Please put everything in the data below, from the line containing "Text: 21: 21 <box>233 367 243 376</box>" down to the line containing "Text: 4: 4 <box>257 456 263 464</box>", into a Markdown table with the columns Row and Line, leaving out any blank lines.

Data for this exercise start

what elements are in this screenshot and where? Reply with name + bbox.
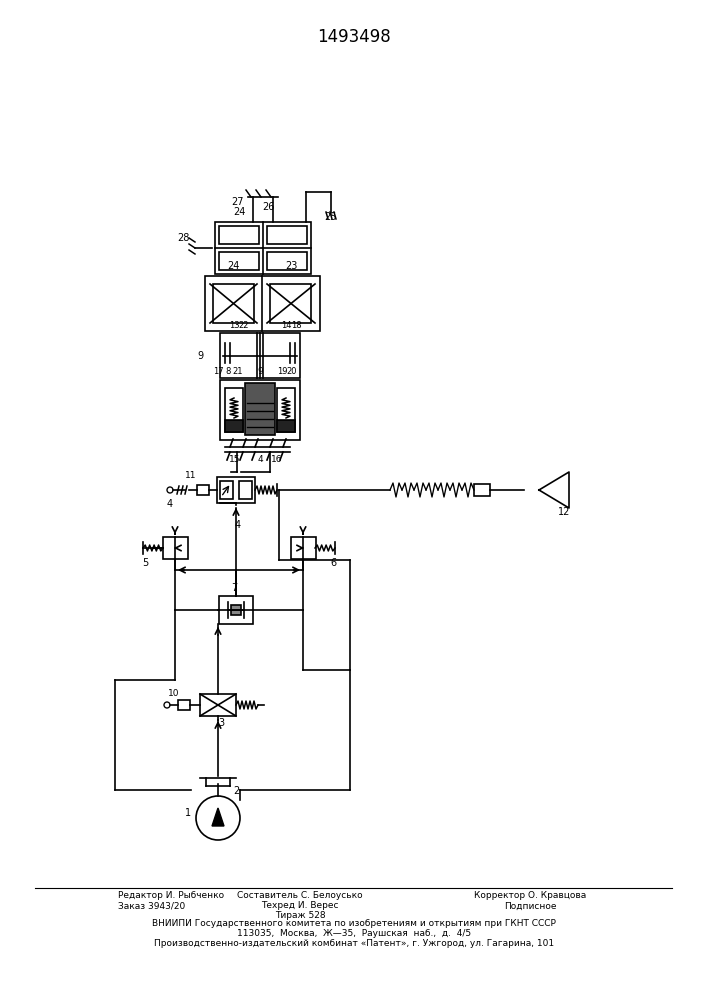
Text: 21: 21 <box>233 367 243 376</box>
Bar <box>200 694 236 716</box>
Text: 1493498: 1493498 <box>317 28 391 46</box>
Bar <box>163 537 188 559</box>
Text: 14: 14 <box>281 320 291 330</box>
Text: 26: 26 <box>262 202 274 212</box>
Text: 16: 16 <box>271 456 283 464</box>
Bar <box>225 420 243 432</box>
Text: 2: 2 <box>233 786 239 796</box>
Text: 15: 15 <box>229 456 241 464</box>
Bar <box>239 481 252 499</box>
Text: 17: 17 <box>213 367 223 376</box>
Text: 1: 1 <box>185 808 191 818</box>
Text: 24: 24 <box>233 207 245 217</box>
Bar <box>205 276 320 331</box>
Text: 11: 11 <box>185 472 197 481</box>
Text: Заказ 3943/20: Заказ 3943/20 <box>118 902 185 910</box>
Text: 4: 4 <box>257 456 263 464</box>
Text: 12: 12 <box>558 507 570 517</box>
Text: 8: 8 <box>226 367 230 376</box>
Text: 18: 18 <box>291 320 301 330</box>
Bar <box>178 700 190 710</box>
Bar <box>231 605 241 615</box>
Bar <box>220 333 300 378</box>
Text: 19: 19 <box>276 367 287 376</box>
Bar <box>217 477 255 503</box>
Bar <box>225 388 243 432</box>
Polygon shape <box>212 808 224 826</box>
Text: Подписное: Подписное <box>504 902 556 910</box>
Bar <box>270 284 311 323</box>
Text: ВНИИПИ Государственного комитета по изобретениям и открытиям при ГКНТ СССР: ВНИИПИ Государственного комитета по изоб… <box>152 918 556 928</box>
Bar <box>474 484 490 496</box>
Bar <box>245 383 275 435</box>
Text: 5: 5 <box>142 558 148 568</box>
Text: Техред И. Верес: Техред И. Верес <box>262 902 339 910</box>
Bar <box>220 380 300 440</box>
Text: 6: 6 <box>330 558 336 568</box>
Bar <box>219 252 259 270</box>
Bar <box>267 252 307 270</box>
Text: 9: 9 <box>197 351 203 361</box>
Bar <box>277 420 295 432</box>
Bar <box>219 596 253 624</box>
Text: Тираж 528: Тираж 528 <box>275 912 325 920</box>
Text: Составитель С. Белоусько: Составитель С. Белоусько <box>237 892 363 900</box>
Bar <box>215 222 311 274</box>
Text: 7: 7 <box>231 583 237 593</box>
Text: 25: 25 <box>325 212 337 222</box>
Text: 3: 3 <box>218 718 224 728</box>
Text: 4: 4 <box>235 520 241 530</box>
Text: Редактор И. Рыбченко: Редактор И. Рыбченко <box>118 892 224 900</box>
Text: 28: 28 <box>177 233 189 243</box>
Text: 4: 4 <box>167 499 173 509</box>
Bar <box>220 481 233 499</box>
Text: 9: 9 <box>257 367 263 376</box>
Text: 20: 20 <box>287 367 297 376</box>
Bar <box>197 485 209 495</box>
Text: 10: 10 <box>168 688 180 698</box>
Bar <box>219 226 259 244</box>
Bar <box>213 284 254 323</box>
Text: 27: 27 <box>232 197 244 207</box>
Text: 23: 23 <box>285 261 297 271</box>
Bar <box>277 388 295 432</box>
Text: 113035,  Москва,  Ж—35,  Раушская  наб.,  д.  4/5: 113035, Москва, Ж—35, Раушская наб., д. … <box>237 928 471 938</box>
Bar <box>291 537 316 559</box>
Text: 22: 22 <box>239 320 250 330</box>
Bar <box>267 226 307 244</box>
Text: Корректор О. Кравцова: Корректор О. Кравцова <box>474 892 586 900</box>
Text: 13: 13 <box>228 320 239 330</box>
Text: 24: 24 <box>227 261 239 271</box>
Text: Производственно-издательский комбинат «Патент», г. Ужгород, ул. Гагарина, 101: Производственно-издательский комбинат «П… <box>154 938 554 948</box>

Data for this exercise end

Task response.
| Row | Line |
|---|---|
| 1 | Text: 21: 21 <box>233 367 243 376</box> |
| 2 | Bar <box>200 694 236 716</box> |
| 3 | Text: 1493498: 1493498 <box>317 28 391 46</box> |
| 4 | Bar <box>163 537 188 559</box> |
| 5 | Text: 14: 14 <box>281 320 291 330</box> |
| 6 | Text: 26: 26 <box>262 202 274 212</box> |
| 7 | Text: 16: 16 <box>271 456 283 464</box> |
| 8 | Bar <box>225 420 243 432</box> |
| 9 | Text: 2: 2 <box>233 786 239 796</box> |
| 10 | Text: 15: 15 <box>229 456 241 464</box> |
| 11 | Bar <box>239 481 252 499</box> |
| 12 | Text: 17: 17 <box>213 367 223 376</box> |
| 13 | Text: 1: 1 <box>185 808 191 818</box> |
| 14 | Text: 24: 24 <box>233 207 245 217</box> |
| 15 | Bar <box>205 276 320 331</box> |
| 16 | Text: 11: 11 <box>185 472 197 481</box> |
| 17 | Text: Заказ 3943/20: Заказ 3943/20 <box>118 902 185 910</box> |
| 18 | Text: 4: 4 <box>257 456 263 464</box> |